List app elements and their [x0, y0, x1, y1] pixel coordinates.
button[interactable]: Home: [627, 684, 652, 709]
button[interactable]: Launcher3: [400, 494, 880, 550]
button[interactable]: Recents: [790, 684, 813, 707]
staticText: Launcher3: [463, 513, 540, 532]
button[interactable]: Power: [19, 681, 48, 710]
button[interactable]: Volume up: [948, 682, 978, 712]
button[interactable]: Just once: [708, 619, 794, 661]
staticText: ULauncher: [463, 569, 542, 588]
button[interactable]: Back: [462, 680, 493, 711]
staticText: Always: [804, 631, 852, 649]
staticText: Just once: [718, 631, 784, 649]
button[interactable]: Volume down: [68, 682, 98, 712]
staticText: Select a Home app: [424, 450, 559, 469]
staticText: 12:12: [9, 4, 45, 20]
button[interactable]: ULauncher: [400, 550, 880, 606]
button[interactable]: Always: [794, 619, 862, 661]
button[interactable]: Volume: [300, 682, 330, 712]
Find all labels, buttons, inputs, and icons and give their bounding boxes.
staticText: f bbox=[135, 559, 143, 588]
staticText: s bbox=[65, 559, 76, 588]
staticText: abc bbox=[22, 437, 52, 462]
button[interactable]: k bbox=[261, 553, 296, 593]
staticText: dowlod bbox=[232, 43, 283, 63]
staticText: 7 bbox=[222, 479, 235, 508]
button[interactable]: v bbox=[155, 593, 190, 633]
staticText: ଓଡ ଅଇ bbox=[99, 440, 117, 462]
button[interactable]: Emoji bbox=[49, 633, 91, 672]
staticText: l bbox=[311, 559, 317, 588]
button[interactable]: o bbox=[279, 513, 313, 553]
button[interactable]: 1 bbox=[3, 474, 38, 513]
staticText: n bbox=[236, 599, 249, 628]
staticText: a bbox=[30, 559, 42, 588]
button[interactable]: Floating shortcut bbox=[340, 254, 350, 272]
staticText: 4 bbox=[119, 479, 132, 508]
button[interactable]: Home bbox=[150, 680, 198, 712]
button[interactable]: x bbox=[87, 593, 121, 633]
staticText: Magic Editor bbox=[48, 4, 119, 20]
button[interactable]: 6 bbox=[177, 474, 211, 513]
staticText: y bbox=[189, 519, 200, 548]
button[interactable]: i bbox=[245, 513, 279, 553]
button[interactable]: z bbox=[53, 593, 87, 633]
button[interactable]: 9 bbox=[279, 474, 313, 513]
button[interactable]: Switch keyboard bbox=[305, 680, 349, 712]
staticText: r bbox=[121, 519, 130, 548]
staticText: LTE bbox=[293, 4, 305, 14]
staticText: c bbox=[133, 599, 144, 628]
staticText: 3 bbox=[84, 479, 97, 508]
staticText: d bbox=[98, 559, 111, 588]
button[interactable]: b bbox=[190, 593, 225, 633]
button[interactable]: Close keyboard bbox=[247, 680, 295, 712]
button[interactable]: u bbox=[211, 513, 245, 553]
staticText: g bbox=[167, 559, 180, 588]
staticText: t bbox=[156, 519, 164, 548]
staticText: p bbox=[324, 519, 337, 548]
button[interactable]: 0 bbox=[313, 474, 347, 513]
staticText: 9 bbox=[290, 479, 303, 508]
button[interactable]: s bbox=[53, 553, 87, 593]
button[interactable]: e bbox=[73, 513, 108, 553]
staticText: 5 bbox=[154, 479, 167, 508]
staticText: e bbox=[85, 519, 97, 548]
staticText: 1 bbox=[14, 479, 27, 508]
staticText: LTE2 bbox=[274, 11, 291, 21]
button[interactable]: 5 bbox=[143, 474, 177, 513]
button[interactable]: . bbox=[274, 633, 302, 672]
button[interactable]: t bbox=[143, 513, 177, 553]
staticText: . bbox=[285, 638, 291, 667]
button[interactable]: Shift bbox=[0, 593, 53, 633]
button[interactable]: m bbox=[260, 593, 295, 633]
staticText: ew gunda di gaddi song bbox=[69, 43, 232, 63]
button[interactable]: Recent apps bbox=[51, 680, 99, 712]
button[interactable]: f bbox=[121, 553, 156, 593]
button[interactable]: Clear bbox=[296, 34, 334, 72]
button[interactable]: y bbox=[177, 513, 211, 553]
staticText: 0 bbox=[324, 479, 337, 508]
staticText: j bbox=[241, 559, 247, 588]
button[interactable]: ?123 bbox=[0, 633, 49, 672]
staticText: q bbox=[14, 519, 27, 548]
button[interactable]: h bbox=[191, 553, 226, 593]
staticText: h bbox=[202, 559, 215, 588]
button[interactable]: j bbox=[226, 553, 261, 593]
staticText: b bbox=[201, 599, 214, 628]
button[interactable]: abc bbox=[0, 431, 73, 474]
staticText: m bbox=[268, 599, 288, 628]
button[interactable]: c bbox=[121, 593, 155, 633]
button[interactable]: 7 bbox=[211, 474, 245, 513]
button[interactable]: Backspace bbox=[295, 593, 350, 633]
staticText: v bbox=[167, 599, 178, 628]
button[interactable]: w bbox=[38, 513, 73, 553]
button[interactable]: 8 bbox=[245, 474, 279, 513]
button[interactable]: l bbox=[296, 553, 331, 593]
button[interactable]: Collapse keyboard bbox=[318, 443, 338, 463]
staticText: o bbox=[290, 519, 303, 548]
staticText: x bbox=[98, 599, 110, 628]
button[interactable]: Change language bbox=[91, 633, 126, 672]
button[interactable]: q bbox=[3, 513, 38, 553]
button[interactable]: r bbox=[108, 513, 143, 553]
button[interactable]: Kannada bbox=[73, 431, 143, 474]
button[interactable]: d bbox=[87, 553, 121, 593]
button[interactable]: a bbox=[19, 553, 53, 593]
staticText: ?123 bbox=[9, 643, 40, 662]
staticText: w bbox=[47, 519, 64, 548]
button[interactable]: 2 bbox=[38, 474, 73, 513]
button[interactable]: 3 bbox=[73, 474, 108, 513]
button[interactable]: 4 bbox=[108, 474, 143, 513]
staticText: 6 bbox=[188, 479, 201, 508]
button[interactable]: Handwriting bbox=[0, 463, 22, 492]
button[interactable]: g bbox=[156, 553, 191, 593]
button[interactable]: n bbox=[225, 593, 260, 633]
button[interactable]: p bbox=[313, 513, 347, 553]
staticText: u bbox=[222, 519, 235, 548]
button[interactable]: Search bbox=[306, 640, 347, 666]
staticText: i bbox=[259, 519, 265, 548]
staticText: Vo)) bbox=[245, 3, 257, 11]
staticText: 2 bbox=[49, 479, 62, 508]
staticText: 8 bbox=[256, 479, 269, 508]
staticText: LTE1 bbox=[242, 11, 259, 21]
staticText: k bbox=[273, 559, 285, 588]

....

What the task requires>
Convert everything above, from the start of the records down to the line containing "button[interactable]: Always: [794, 619, 862, 661]", into a Markdown table with the columns "No." and "Entry". Give each line its row number, and leave out any blank lines.

Final result>
| No. | Entry |
|---|---|
| 1 | List app elements and their [x0, y0, x1, y1] pixel coordinates. |
| 2 | button[interactable]: Home: [627, 684, 652, 709] |
| 3 | button[interactable]: Launcher3: [400, 494, 880, 550] |
| 4 | button[interactable]: Recents: [790, 684, 813, 707] |
| 5 | staticText: Launcher3: [463, 513, 540, 532] |
| 6 | button[interactable]: Power: [19, 681, 48, 710] |
| 7 | button[interactable]: Volume up: [948, 682, 978, 712] |
| 8 | button[interactable]: Just once: [708, 619, 794, 661] |
| 9 | staticText: ULauncher: [463, 569, 542, 588] |
| 10 | button[interactable]: Back: [462, 680, 493, 711] |
| 11 | staticText: Always: [804, 631, 852, 649] |
| 12 | staticText: Just once: [718, 631, 784, 649] |
| 13 | button[interactable]: Volume down: [68, 682, 98, 712] |
| 14 | staticText: Select a Home app: [424, 450, 559, 469] |
| 15 | staticText: 12:12: [9, 4, 45, 20] |
| 16 | button[interactable]: ULauncher: [400, 550, 880, 606] |
| 17 | button[interactable]: Always: [794, 619, 862, 661] |